Data entries
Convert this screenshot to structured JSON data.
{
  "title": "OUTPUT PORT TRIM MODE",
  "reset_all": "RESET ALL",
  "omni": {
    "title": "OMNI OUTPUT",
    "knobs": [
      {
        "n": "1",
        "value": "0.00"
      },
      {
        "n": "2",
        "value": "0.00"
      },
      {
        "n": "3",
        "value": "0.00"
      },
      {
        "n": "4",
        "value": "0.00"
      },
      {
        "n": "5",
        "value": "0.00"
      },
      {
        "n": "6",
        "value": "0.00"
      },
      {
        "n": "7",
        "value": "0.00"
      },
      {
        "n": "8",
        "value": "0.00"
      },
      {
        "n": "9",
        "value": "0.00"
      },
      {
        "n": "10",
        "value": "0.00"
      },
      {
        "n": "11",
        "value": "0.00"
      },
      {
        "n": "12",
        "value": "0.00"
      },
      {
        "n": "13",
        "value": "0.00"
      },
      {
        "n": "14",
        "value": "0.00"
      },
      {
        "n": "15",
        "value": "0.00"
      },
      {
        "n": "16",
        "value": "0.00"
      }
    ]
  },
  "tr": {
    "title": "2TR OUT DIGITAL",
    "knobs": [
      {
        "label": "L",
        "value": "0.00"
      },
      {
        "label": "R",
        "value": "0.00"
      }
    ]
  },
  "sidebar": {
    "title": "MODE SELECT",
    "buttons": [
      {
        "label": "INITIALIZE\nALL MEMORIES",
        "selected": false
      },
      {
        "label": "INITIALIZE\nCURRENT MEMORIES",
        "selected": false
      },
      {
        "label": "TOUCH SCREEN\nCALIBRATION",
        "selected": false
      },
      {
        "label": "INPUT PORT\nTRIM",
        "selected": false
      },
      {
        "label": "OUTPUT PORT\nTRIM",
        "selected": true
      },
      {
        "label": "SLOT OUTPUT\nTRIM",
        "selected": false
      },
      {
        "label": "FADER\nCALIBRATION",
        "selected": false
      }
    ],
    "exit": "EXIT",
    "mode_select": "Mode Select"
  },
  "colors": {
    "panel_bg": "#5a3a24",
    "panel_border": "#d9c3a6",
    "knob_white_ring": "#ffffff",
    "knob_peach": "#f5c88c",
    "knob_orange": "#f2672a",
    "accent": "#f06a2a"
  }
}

[Problem requirements]:
Exactly reproduce the material above.

[Answer to this problem]:
Convert this screenshot to structured JSON data.
{
  "title": "OUTPUT PORT TRIM MODE",
  "reset_all": "RESET ALL",
  "omni": {
    "title": "OMNI OUTPUT",
    "knobs": [
      {
        "n": "1",
        "value": "0.00"
      },
      {
        "n": "2",
        "value": "0.00"
      },
      {
        "n": "3",
        "value": "0.00"
      },
      {
        "n": "4",
        "value": "0.00"
      },
      {
        "n": "5",
        "value": "0.00"
      },
      {
        "n": "6",
        "value": "0.00"
      },
      {
        "n": "7",
        "value": "0.00"
      },
      {
        "n": "8",
        "value": "0.00"
      },
      {
        "n": "9",
        "value": "0.00"
      },
      {
        "n": "10",
        "value": "0.00"
      },
      {
        "n": "11",
        "value": "0.00"
      },
      {
        "n": "12",
        "value": "0.00"
      },
      {
        "n": "13",
        "value": "0.00"
      },
      {
        "n": "14",
        "value": "0.00"
      },
      {
        "n": "15",
        "value": "0.00"
      },
      {
        "n": "16",
        "value": "0.00"
      }
    ]
  },
  "tr": {
    "title": "2TR OUT DIGITAL",
    "knobs": [
      {
        "label": "L",
        "value": "0.00"
      },
      {
        "label": "R",
        "value": "0.00"
      }
    ]
  },
  "sidebar": {
    "title": "MODE SELECT",
    "buttons": [
      {
        "label": "INITIALIZE\nALL MEMORIES",
        "selected": false
      },
      {
        "label": "INITIALIZE\nCURRENT MEMORIES",
        "selected": false
      },
      {
        "label": "TOUCH SCREEN\nCALIBRATION",
        "selected": false
      },
      {
        "label": "INPUT PORT\nTRIM",
        "selected": false
      },
      {
        "label": "OUTPUT PORT\nTRIM",
        "selected": true
      },
      {
        "label": "SLOT OUTPUT\nTRIM",
        "selected": false
      },
      {
        "label": "FADER\nCALIBRATION",
        "selected": false
      }
    ],
    "exit": "EXIT",
    "mode_select": "Mode Select"
  },
  "colors": {
    "panel_bg": "#5a3a24",
    "panel_border": "#d9c3a6",
    "knob_white_ring": "#ffffff",
    "knob_peach": "#f5c88c",
    "knob_orange": "#f2672a",
    "accent": "#f06a2a"
  }
}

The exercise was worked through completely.